BEGIN SUPPLIED MATERIAL

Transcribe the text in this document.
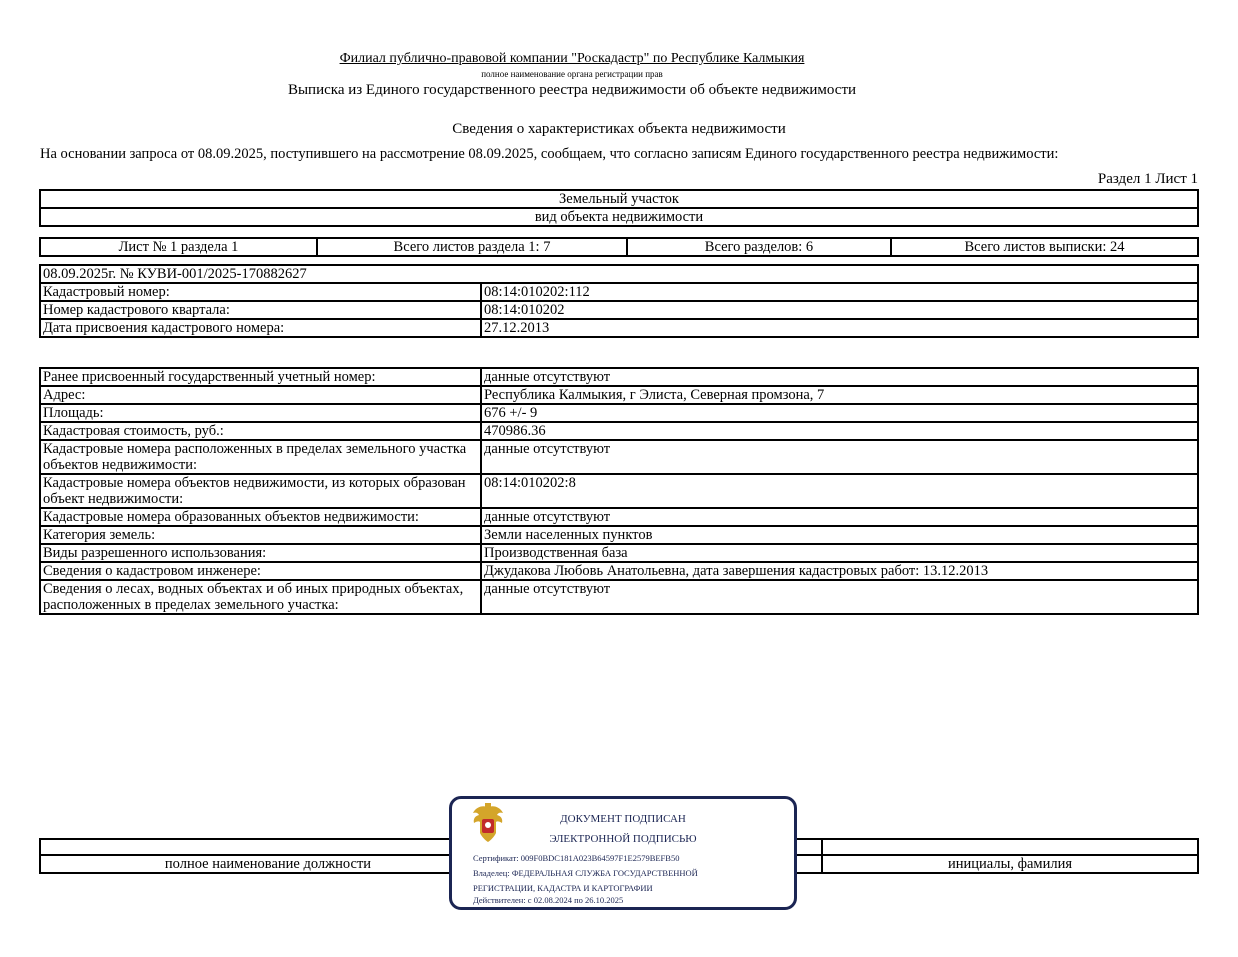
Филиал публично-правовой компании "Роскадастр" по Республике Калмыкия
полное наименование органа регистрации прав
Выписка из Единого государственного реестра недвижимости об объекте недвижимости
Сведения о характеристиках объекта недвижимости
На основании запроса от 08.09.2025, поступившего на рассмотрение 08.09.2025, сообщаем, что согласно записям Единого государственного реестра недвижимости:
Раздел 1 Лист 1
Земельный участок
вид объекта недвижимости
Лист № 1 раздела 1	Всего листов раздела 1: 7	Всего разделов: 6	Всего листов выписки: 24
08.09.2025г. № КУВИ-001/2025-170882627	
Кадастровый номер:	08:14:010202:112
Номер кадастрового квартала:	08:14:010202
Дата присвоения кадастрового номера:	27.12.2013
Ранее присвоенный государственный учетный номер:	данные отсутствуют
Адрес:	Республика Калмыкия, г Элиста, Северная промзона, 7
Площадь:	676 +/- 9
Кадастровая стоимость, руб.:	470986.36
Кадастровые номера расположенных в пределах земельного участка объектов недвижимости:	данные отсутствуют
Кадастровые номера объектов недвижимости, из которых образован объект недвижимости:	08:14:010202:8
Кадастровые номера образованных объектов недвижимости:	данные отсутствуют
Категория земель:	Земли населенных пунктов
Виды разрешенного использования:	Производственная база
Сведения о кадастровом инженере:	Джудакова Любовь Анатольевна, дата завершения кадастровых работ: 13.12.2013
Сведения о лесах, водных объектах и об иных природных объектах, расположенных в пределах земельного участка:	данные отсутствуют

полное наименование должности		инициалы, фамилия
ДОКУМЕНТ ПОДПИСАН
ЭЛЕКТРОННОЙ ПОДПИСЬЮ
Сертификат: 009F0BDC181A023B64597F1E2579BEFB50
Владелец: ФЕДЕРАЛЬНАЯ СЛУЖБА ГОСУДАРСТВЕННОЙ
РЕГИСТРАЦИИ, КАДАСТРА И КАРТОГРАФИИ
Действителен: с 02.08.2024 по 26.10.2025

END SUPPLIED MATERIAL

→ **SHORT PROBLEM**
Repeat the material above verbatim, with no pictures in the output.

→ **ANSWER FOR THE TASK**
Transcribe the text in this document.
Филиал публично-правовой компании "Роскадастр" по Республике Калмыкия
полное наименование органа регистрации прав
Выписка из Единого государственного реестра недвижимости об объекте недвижимости
Сведения о характеристиках объекта недвижимости
На основании запроса от 08.09.2025, поступившего на рассмотрение 08.09.2025, сообщаем, что согласно записям Единого государственного реестра недвижимости:
Раздел 1 Лист 1
Земельный участок
вид объекта недвижимости
Лист № 1 раздела 1	Всего листов раздела 1: 7	Всего разделов: 6	Всего листов выписки: 24
08.09.2025г. № КУВИ-001/2025-170882627	
Кадастровый номер:	08:14:010202:112
Номер кадастрового квартала:	08:14:010202
Дата присвоения кадастрового номера:	27.12.2013
Ранее присвоенный государственный учетный номер:	данные отсутствуют
Адрес:	Республика Калмыкия, г Элиста, Северная промзона, 7
Площадь:	676 +/- 9
Кадастровая стоимость, руб.:	470986.36
Кадастровые номера расположенных в пределах земельного участка объектов недвижимости:	данные отсутствуют
Кадастровые номера объектов недвижимости, из которых образован объект недвижимости:	08:14:010202:8
Кадастровые номера образованных объектов недвижимости:	данные отсутствуют
Категория земель:	Земли населенных пунктов
Виды разрешенного использования:	Производственная база
Сведения о кадастровом инженере:	Джудакова Любовь Анатольевна, дата завершения кадастровых работ: 13.12.2013
Сведения о лесах, водных объектах и об иных природных объектах, расположенных в пределах земельного участка:	данные отсутствуют

полное наименование должности		инициалы, фамилия
ДОКУМЕНТ ПОДПИСАН
ЭЛЕКТРОННОЙ ПОДПИСЬЮ
Сертификат: 009F0BDC181A023B64597F1E2579BEFB50
Владелец: ФЕДЕРАЛЬНАЯ СЛУЖБА ГОСУДАРСТВЕННОЙ
РЕГИСТРАЦИИ, КАДАСТРА И КАРТОГРАФИИ
Действителен: с 02.08.2024 по 26.10.2025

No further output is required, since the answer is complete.